● **Exercise requirements**
Select the lines that contain "label" and copy each of them.
BEGIN Input
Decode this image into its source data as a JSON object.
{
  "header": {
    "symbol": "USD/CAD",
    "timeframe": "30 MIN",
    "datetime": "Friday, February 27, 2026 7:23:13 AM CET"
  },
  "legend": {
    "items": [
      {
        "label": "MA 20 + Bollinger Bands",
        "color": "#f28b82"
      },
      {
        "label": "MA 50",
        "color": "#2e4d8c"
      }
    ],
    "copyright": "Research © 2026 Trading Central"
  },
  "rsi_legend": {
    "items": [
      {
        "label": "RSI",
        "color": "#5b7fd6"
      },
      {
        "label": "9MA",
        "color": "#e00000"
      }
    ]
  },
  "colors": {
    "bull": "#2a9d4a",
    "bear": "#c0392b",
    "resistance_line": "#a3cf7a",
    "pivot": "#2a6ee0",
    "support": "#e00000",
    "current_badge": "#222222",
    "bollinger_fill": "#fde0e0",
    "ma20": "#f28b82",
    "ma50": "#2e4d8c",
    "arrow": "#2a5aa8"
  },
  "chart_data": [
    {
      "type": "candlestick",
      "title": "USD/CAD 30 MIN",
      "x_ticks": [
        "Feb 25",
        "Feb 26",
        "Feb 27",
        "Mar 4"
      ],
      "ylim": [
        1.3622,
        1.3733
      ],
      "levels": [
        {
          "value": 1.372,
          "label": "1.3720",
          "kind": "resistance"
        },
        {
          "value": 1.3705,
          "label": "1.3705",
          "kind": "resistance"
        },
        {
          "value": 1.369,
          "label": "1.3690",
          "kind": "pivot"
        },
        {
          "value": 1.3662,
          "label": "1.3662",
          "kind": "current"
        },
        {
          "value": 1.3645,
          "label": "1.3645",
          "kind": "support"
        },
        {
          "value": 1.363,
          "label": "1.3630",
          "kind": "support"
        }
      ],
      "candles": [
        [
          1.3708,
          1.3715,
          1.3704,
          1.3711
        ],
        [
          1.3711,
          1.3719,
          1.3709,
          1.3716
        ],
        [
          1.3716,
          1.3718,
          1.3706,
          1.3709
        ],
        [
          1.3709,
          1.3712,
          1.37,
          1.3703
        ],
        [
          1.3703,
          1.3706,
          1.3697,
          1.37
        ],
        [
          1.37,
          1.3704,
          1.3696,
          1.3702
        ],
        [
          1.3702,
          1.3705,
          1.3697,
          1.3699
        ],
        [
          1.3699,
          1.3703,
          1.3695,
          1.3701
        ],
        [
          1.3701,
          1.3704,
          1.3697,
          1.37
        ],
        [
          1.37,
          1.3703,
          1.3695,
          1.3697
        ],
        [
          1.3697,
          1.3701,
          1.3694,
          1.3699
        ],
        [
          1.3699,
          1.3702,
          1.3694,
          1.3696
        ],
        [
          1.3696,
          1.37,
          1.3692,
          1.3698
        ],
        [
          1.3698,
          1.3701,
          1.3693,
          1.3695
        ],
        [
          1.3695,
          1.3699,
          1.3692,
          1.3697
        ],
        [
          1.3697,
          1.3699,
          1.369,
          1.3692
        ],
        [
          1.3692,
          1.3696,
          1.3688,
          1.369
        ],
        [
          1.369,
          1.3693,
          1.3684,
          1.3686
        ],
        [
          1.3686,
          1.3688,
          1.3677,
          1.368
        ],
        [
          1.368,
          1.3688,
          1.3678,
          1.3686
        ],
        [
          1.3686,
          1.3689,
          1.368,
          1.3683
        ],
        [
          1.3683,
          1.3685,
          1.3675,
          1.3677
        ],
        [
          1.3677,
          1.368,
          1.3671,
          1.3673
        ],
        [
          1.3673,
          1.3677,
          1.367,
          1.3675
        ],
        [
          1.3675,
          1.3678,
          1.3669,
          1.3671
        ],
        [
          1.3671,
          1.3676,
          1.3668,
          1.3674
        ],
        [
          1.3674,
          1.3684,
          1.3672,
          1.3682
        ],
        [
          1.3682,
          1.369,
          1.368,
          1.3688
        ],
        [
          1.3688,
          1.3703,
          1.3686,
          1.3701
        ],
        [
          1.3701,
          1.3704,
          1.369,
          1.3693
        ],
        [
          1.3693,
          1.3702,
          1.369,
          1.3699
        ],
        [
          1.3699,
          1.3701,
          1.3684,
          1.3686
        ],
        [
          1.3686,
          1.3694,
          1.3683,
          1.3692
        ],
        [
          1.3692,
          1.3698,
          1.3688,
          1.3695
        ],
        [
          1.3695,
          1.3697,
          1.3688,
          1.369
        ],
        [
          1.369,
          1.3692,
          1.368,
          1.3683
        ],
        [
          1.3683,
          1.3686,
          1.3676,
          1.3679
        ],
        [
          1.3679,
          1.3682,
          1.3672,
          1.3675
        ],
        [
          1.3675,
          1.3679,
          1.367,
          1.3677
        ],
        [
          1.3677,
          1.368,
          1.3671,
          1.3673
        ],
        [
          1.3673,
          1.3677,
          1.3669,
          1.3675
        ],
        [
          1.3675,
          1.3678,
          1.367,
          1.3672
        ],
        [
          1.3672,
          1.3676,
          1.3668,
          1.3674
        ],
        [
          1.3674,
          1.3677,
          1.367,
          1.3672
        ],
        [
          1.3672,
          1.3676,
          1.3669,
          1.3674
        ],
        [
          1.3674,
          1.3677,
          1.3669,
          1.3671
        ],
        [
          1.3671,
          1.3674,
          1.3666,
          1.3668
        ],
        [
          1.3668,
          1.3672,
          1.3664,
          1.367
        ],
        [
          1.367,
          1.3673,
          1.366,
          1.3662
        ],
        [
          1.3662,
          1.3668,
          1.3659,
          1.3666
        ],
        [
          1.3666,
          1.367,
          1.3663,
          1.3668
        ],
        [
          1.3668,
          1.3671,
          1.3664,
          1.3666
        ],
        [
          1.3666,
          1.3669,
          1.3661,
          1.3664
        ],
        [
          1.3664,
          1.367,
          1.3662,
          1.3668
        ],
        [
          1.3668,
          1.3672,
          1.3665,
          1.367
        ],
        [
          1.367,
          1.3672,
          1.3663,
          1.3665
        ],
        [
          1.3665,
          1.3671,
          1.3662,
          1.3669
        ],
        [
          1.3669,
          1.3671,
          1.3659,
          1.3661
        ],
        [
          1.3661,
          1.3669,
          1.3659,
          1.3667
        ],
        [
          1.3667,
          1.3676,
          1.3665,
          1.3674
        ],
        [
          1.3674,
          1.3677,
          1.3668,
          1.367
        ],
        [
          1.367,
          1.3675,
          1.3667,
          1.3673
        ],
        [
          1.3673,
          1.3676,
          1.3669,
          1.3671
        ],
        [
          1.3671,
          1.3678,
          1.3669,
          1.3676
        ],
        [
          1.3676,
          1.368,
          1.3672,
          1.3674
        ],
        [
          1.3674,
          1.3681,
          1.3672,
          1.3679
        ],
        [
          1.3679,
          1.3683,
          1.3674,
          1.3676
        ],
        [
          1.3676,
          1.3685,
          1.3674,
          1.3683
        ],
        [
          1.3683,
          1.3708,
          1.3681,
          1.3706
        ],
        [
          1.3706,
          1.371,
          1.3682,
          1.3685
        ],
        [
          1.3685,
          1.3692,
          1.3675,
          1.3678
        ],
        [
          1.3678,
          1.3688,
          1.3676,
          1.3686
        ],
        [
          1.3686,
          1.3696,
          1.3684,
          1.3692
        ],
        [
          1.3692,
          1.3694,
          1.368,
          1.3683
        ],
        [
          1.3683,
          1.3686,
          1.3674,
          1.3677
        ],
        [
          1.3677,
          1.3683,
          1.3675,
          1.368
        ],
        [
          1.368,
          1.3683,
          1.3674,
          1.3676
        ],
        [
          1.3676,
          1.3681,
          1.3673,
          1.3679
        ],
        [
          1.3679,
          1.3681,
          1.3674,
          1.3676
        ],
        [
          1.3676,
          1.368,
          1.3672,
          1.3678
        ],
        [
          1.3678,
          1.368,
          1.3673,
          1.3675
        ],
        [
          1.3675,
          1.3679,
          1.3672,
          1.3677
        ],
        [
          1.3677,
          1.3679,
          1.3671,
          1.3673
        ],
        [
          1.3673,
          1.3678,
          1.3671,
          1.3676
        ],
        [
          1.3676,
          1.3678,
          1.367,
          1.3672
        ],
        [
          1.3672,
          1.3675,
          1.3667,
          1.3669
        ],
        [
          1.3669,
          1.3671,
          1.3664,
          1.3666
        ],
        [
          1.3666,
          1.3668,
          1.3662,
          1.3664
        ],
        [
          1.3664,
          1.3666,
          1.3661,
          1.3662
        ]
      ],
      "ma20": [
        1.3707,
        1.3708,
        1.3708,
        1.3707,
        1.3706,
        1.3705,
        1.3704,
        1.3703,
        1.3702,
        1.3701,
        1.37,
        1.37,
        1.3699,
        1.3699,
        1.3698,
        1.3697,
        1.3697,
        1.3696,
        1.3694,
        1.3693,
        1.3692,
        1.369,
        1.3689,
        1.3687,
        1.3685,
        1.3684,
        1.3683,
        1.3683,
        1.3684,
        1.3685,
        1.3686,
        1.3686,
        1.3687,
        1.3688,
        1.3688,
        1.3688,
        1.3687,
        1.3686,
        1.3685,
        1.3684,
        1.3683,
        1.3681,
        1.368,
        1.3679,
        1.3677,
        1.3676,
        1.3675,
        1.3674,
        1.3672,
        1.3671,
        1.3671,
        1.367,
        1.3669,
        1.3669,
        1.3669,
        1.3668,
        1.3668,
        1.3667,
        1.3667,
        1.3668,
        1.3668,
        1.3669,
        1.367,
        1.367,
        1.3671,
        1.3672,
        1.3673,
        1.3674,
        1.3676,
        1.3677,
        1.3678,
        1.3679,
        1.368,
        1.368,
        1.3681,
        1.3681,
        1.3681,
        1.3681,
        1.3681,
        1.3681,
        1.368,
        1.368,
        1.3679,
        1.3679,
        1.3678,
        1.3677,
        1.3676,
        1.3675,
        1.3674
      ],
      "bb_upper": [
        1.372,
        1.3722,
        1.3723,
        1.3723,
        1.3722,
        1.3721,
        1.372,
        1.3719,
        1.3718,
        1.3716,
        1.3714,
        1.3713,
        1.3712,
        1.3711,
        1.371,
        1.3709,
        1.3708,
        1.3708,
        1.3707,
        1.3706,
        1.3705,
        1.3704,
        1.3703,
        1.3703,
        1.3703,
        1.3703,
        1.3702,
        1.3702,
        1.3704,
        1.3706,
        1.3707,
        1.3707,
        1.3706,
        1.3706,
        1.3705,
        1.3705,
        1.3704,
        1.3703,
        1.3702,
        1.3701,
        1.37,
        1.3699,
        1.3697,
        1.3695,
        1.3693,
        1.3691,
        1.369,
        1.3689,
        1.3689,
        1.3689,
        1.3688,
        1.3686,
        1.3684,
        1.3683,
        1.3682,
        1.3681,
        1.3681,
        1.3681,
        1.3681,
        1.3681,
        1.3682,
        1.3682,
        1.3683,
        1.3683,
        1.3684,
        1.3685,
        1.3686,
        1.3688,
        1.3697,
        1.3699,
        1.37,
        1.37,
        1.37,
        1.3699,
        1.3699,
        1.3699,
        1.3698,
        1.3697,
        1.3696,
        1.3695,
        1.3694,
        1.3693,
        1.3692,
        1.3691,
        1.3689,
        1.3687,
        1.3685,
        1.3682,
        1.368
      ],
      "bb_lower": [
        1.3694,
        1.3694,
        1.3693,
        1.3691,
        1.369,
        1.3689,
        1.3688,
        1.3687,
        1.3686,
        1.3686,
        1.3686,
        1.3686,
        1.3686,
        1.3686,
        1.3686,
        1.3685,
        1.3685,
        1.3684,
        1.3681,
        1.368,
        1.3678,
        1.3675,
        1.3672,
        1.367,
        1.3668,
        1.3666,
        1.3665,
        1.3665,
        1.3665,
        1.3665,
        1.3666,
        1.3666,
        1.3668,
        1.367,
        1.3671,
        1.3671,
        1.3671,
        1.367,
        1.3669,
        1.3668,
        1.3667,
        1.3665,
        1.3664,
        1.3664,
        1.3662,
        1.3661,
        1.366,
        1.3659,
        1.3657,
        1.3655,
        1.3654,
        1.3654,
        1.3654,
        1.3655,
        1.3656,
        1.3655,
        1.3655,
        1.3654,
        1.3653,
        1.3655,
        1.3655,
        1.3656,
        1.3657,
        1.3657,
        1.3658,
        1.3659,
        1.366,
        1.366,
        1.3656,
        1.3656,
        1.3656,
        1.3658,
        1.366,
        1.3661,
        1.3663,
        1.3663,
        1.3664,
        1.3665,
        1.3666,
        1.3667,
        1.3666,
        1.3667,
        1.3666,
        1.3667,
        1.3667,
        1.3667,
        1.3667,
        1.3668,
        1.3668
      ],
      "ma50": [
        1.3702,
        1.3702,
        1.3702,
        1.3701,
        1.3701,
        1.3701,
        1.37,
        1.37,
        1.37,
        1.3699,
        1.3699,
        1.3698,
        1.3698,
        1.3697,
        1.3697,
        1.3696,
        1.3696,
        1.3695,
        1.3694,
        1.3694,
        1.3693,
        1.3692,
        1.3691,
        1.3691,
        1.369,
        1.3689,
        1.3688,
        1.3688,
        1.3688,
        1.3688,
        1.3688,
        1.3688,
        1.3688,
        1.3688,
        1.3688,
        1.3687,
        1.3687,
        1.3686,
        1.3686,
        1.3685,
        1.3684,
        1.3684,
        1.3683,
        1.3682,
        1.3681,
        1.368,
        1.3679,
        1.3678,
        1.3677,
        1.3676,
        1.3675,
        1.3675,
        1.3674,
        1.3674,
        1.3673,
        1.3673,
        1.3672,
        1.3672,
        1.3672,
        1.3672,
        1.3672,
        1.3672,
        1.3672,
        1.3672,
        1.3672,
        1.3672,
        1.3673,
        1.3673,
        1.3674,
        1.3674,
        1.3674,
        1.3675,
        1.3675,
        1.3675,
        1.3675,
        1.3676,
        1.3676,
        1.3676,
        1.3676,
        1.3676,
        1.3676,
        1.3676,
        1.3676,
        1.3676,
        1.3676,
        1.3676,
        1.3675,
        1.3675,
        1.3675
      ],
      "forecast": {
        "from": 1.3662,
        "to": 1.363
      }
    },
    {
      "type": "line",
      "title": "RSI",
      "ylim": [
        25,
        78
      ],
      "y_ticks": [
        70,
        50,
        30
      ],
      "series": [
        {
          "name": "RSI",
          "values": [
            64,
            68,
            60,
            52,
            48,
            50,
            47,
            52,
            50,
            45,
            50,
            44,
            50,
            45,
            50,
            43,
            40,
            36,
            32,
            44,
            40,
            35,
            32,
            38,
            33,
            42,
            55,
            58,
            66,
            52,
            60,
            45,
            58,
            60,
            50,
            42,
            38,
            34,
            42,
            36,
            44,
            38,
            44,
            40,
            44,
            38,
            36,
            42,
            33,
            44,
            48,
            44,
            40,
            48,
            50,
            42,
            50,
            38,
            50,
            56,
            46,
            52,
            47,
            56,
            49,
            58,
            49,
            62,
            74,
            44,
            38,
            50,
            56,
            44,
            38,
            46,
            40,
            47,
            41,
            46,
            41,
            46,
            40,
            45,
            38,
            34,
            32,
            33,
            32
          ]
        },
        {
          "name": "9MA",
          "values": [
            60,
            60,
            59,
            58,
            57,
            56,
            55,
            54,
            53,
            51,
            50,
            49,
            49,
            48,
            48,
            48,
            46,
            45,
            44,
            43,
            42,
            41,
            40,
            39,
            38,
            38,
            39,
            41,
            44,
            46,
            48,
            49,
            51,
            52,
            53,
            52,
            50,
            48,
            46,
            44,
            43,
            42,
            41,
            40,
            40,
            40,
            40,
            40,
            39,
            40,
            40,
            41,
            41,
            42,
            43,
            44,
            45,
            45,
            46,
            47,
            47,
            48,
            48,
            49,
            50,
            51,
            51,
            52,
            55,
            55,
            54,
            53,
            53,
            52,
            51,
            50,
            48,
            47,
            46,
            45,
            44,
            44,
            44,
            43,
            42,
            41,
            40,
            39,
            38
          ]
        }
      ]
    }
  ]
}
END Input
● **Solution for this problem**
        "label": "MA 20 + Bollinger Bands",
        "label": "MA 50",
        "label": "RSI",
        "label": "9MA",
          "label": "1.3720",
          "label": "1.3705",
          "label": "1.3690",
          "label": "1.3662",
          "label": "1.3645",
          "label": "1.3630",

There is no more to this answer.